- Task:
Find the lines that contain the word "slices" and copy each one.

(Records)
****************

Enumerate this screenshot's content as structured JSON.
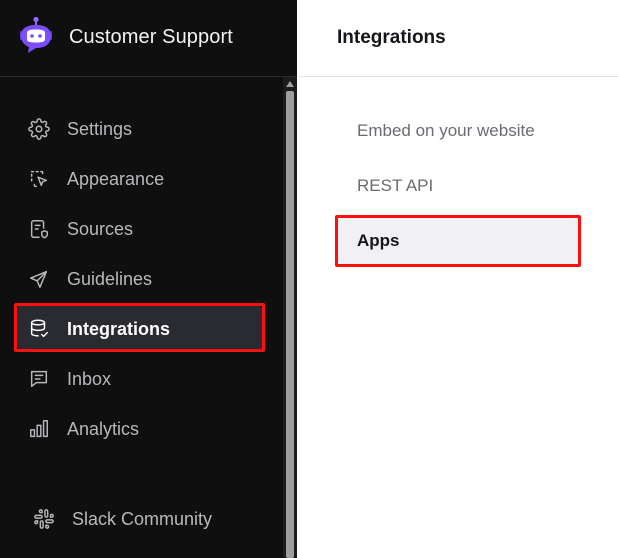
{
  "app": {
    "title": "Customer Support"
  },
  "sidebar": {
    "items": [
      {
        "label": "Settings",
        "icon": "gear-icon",
        "active": false
      },
      {
        "label": "Appearance",
        "icon": "cursor-select-icon",
        "active": false
      },
      {
        "label": "Sources",
        "icon": "document-shield-icon",
        "active": false
      },
      {
        "label": "Guidelines",
        "icon": "send-arrow-icon",
        "active": false
      },
      {
        "label": "Integrations",
        "icon": "database-check-icon",
        "active": true
      },
      {
        "label": "Inbox",
        "icon": "message-square-icon",
        "active": false
      },
      {
        "label": "Analytics",
        "icon": "bar-chart-icon",
        "active": false
      }
    ],
    "footer": {
      "label": "Slack Community",
      "icon": "slack-icon"
    }
  },
  "main": {
    "title": "Integrations",
    "subnav": [
      {
        "label": "Embed on your website",
        "active": false
      },
      {
        "label": "REST API",
        "active": false
      },
      {
        "label": "Apps",
        "active": true
      }
    ]
  },
  "colors": {
    "sidebar_bg": "#0f0f10",
    "active_item_bg": "#2a2b30",
    "highlight": "#ff1010",
    "logo_accent": "#7c4dff"
  }
}
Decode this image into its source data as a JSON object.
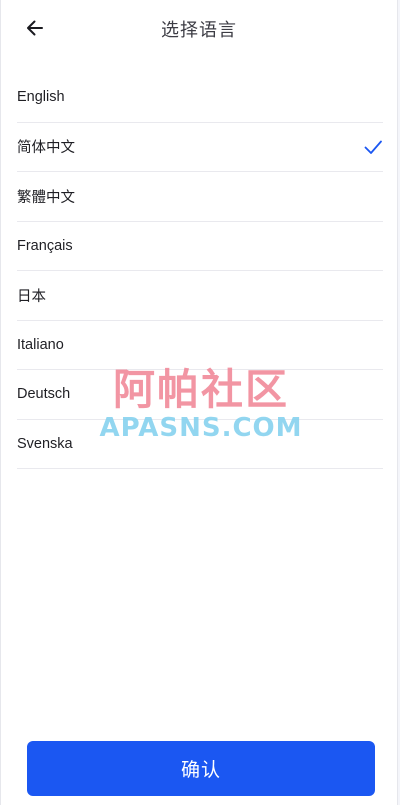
{
  "header": {
    "title": "选择语言",
    "back_icon": "arrow-left-icon"
  },
  "languages": [
    {
      "label": "English",
      "selected": false
    },
    {
      "label": "简体中文",
      "selected": true
    },
    {
      "label": "繁體中文",
      "selected": false
    },
    {
      "label": "Français",
      "selected": false
    },
    {
      "label": "日本",
      "selected": false
    },
    {
      "label": "Italiano",
      "selected": false
    },
    {
      "label": "Deutsch",
      "selected": false
    },
    {
      "label": "Svenska",
      "selected": false
    }
  ],
  "check_icon": "checkmark-icon",
  "watermark": {
    "cn": "阿帕社区",
    "en": "APASNS.COM"
  },
  "confirm_label": "确认",
  "colors": {
    "accent": "#1b57f2",
    "check": "#1b57f2",
    "watermark_cn": "#f08394",
    "watermark_en": "#7fd0ee"
  }
}
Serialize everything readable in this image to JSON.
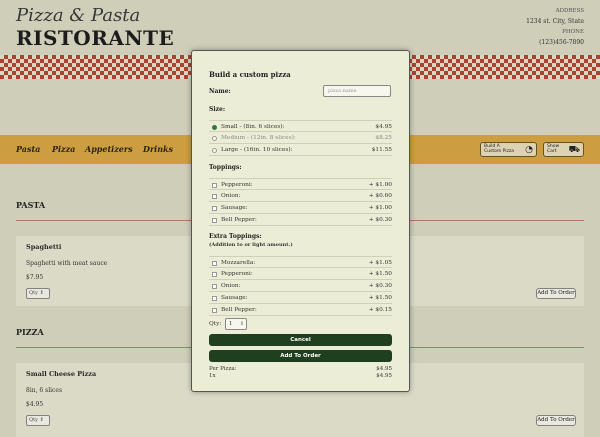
{
  "brand": {
    "line1": "Pizza & Pasta",
    "line2": "RISTORANTE"
  },
  "contact": {
    "address_label": "ADDRESS",
    "address": "1234 st. City, State",
    "phone_label": "PHONE",
    "phone": "(123)456-7890"
  },
  "nav": {
    "items": [
      "Pasta",
      "Pizza",
      "Appetizers",
      "Drinks"
    ],
    "build_label": "Build A Custom Pizza",
    "cart_label": "Show Cart"
  },
  "sections": {
    "pasta": {
      "title": "PASTA",
      "item_name": "Spaghetti",
      "item_desc": "Spaghetti with meat sauce",
      "item_price": "$7.95",
      "qty_label": "Qty",
      "add_label": "Add To Order"
    },
    "pizza": {
      "title": "PIZZA",
      "item_name": "Small Cheese Pizza",
      "item_desc": "8in, 6 slices",
      "item_price": "$4.95",
      "qty_label": "Qty",
      "add_label": "Add To Order"
    }
  },
  "modal": {
    "title": "Build a custom pizza",
    "name_label": "Name:",
    "name_placeholder": "pizza name",
    "size_label": "Size:",
    "sizes": [
      {
        "label": "Small - (8in. 6 slices):",
        "price": "$4.95"
      },
      {
        "label": "Medium - (12in. 8 slices):",
        "price": "$8.25"
      },
      {
        "label": "Large - (16in. 10 slices):",
        "price": "$11.55"
      }
    ],
    "toppings_label": "Toppings:",
    "toppings": [
      {
        "label": "Pepperoni:",
        "price": "+ $1.00"
      },
      {
        "label": "Onion:",
        "price": "+ $0.60"
      },
      {
        "label": "Sausage:",
        "price": "+ $1.00"
      },
      {
        "label": "Bell Pepper:",
        "price": "+ $0.30"
      }
    ],
    "extra_label": "Extra Toppings:",
    "extra_sub": "(Addition to or light amount.)",
    "extras": [
      {
        "label": "Mozzarella:",
        "price": "+ $1.05"
      },
      {
        "label": "Pepperoni:",
        "price": "+ $1.50"
      },
      {
        "label": "Onion:",
        "price": "+ $0.30"
      },
      {
        "label": "Sausage:",
        "price": "+ $1.50"
      },
      {
        "label": "Bell Pepper:",
        "price": "+ $0.15"
      }
    ],
    "qty_label": "Qty:",
    "qty_value": "1",
    "cancel_label": "Cancel",
    "add_label": "Add To Order",
    "per_pizza_label": "Per Pizza:",
    "per_pizza_value": "$4.95",
    "multiplier_label": "1x",
    "multiplier_value": "$4.95"
  }
}
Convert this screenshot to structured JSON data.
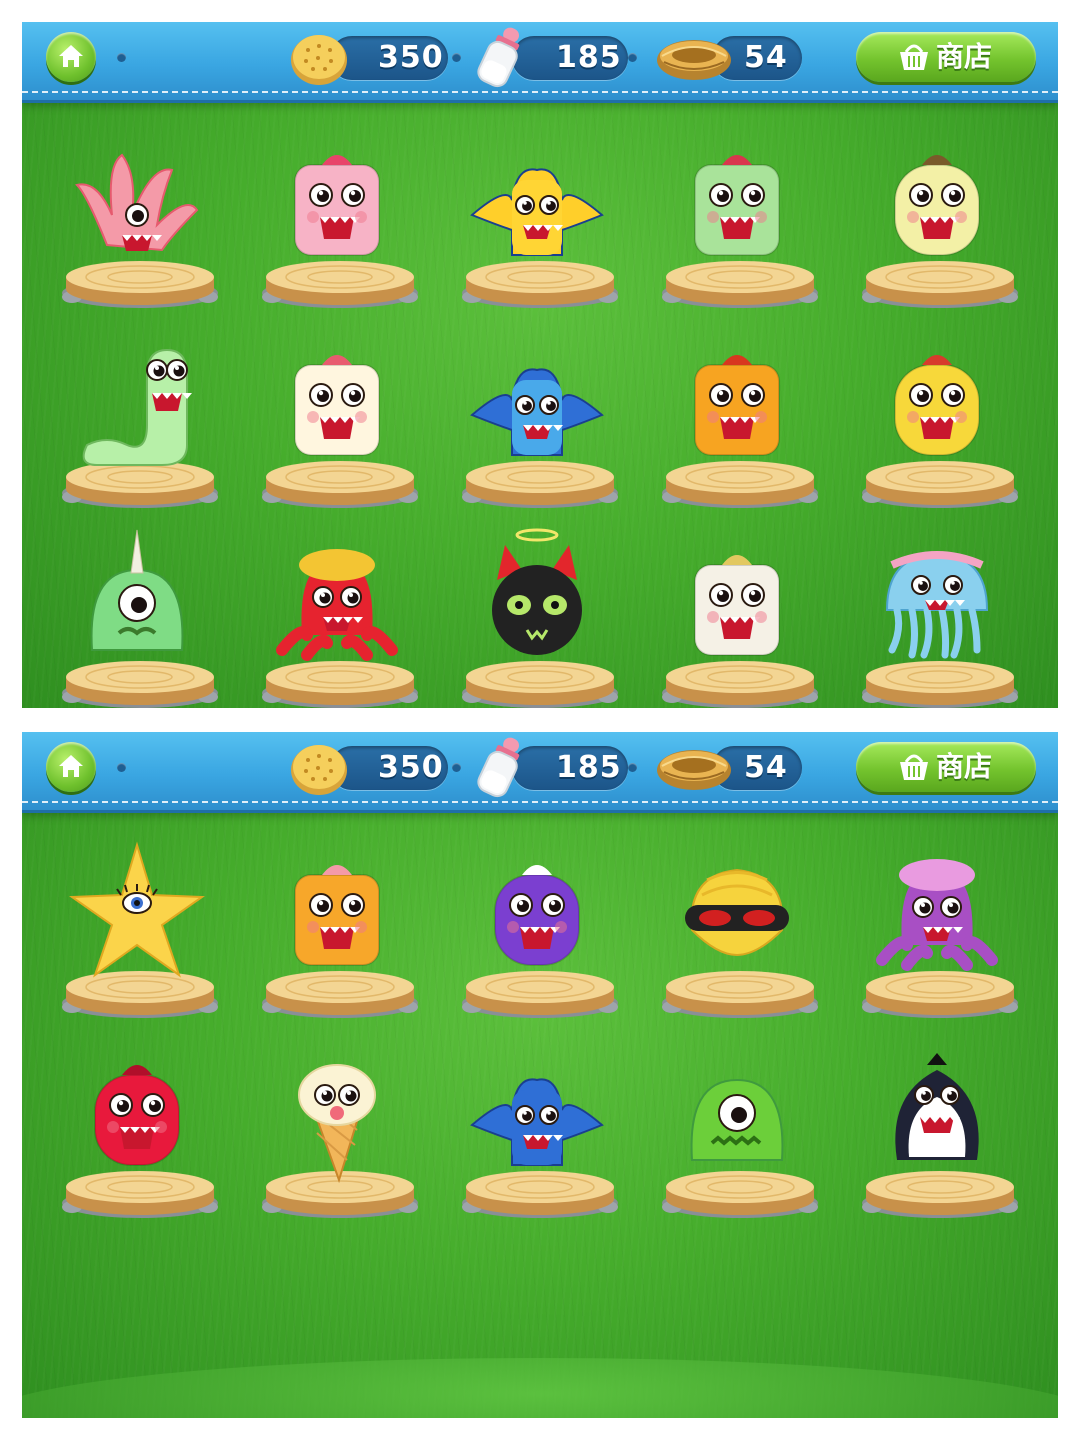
{
  "screens": [
    {
      "topbar": {
        "resources": [
          {
            "icon": "cookie-icon",
            "value": "350"
          },
          {
            "icon": "milk-bottle-icon",
            "value": "185"
          },
          {
            "icon": "nest-icon",
            "value": "54"
          }
        ],
        "shop_label": "商店"
      },
      "pets": [
        {
          "name": "pink-tentacle-monster",
          "body": "#f49aa8",
          "accent": "#e65a6e"
        },
        {
          "name": "pink-boot-monster",
          "body": "#f7b3c6",
          "accent": "#e8446a"
        },
        {
          "name": "yellow-winged-monster",
          "body": "#ffd534",
          "accent": "#f0a100"
        },
        {
          "name": "green-jelly-devil-monster",
          "body": "#a9e39a",
          "accent": "#d9364d"
        },
        {
          "name": "fluffy-sheep-king-monster",
          "body": "#f3f0a6",
          "accent": "#7a5a2a"
        },
        {
          "name": "green-worm-monster",
          "body": "#b7f0a8",
          "accent": "#e8445e"
        },
        {
          "name": "baby-bottle-monster",
          "body": "#fff6df",
          "accent": "#e85c6f"
        },
        {
          "name": "blue-unicorn-bat-monster",
          "body": "#49a9ea",
          "accent": "#f3c12e"
        },
        {
          "name": "orange-box-monster",
          "body": "#f7a421",
          "accent": "#d8371f"
        },
        {
          "name": "yellow-pirate-monster",
          "body": "#f7d83a",
          "accent": "#d73b2c"
        },
        {
          "name": "green-cyclops-horn-monster",
          "body": "#7fdc85",
          "accent": "#f2f0e0"
        },
        {
          "name": "red-octopus-monster",
          "body": "#e6232f",
          "accent": "#f3c533"
        },
        {
          "name": "black-cat-devil-monster",
          "body": "#222222",
          "accent": "#e3262c"
        },
        {
          "name": "mummy-monster",
          "body": "#f5f1e6",
          "accent": "#e2c860"
        },
        {
          "name": "blue-jellyfish-monster",
          "body": "#8ad0ee",
          "accent": "#f4a4c4"
        }
      ]
    },
    {
      "topbar": {
        "resources": [
          {
            "icon": "cookie-icon",
            "value": "350"
          },
          {
            "icon": "milk-bottle-icon",
            "value": "185"
          },
          {
            "icon": "nest-icon",
            "value": "54"
          }
        ],
        "shop_label": "商店"
      },
      "pets": [
        {
          "name": "starfish-monster",
          "body": "#fbd44a",
          "accent": "#5a3a10"
        },
        {
          "name": "orange-shell-monster",
          "body": "#f7a72a",
          "accent": "#f49aa8"
        },
        {
          "name": "purple-dragon-monster",
          "body": "#7b3fd0",
          "accent": "#ffffff"
        },
        {
          "name": "clam-sunglasses-monster",
          "body": "#f6d33d",
          "accent": "#d22020"
        },
        {
          "name": "purple-crab-monster",
          "body": "#a84fc4",
          "accent": "#e99be0"
        },
        {
          "name": "red-jelly-monster",
          "body": "#e8193c",
          "accent": "#b00f2a"
        },
        {
          "name": "ice-cream-cone-monster",
          "body": "#f7c77a",
          "accent": "#fbf3d4"
        },
        {
          "name": "blue-chef-bat-monster",
          "body": "#2f6fd6",
          "accent": "#ffe34a"
        },
        {
          "name": "green-cyclops-blob-monster",
          "body": "#6ccf3a",
          "accent": "#2c7014"
        },
        {
          "name": "penguin-monster",
          "body": "#1f2336",
          "accent": "#ffffff"
        }
      ]
    }
  ]
}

****************

- Output for this exercise:
      "item_desc": "8in, 6 slices",
        "label": "Small - (8in. 6 slices):",
        "label": "Medium - (12in. 8 slices):",
        "label": "Large - (16in. 10 slices):",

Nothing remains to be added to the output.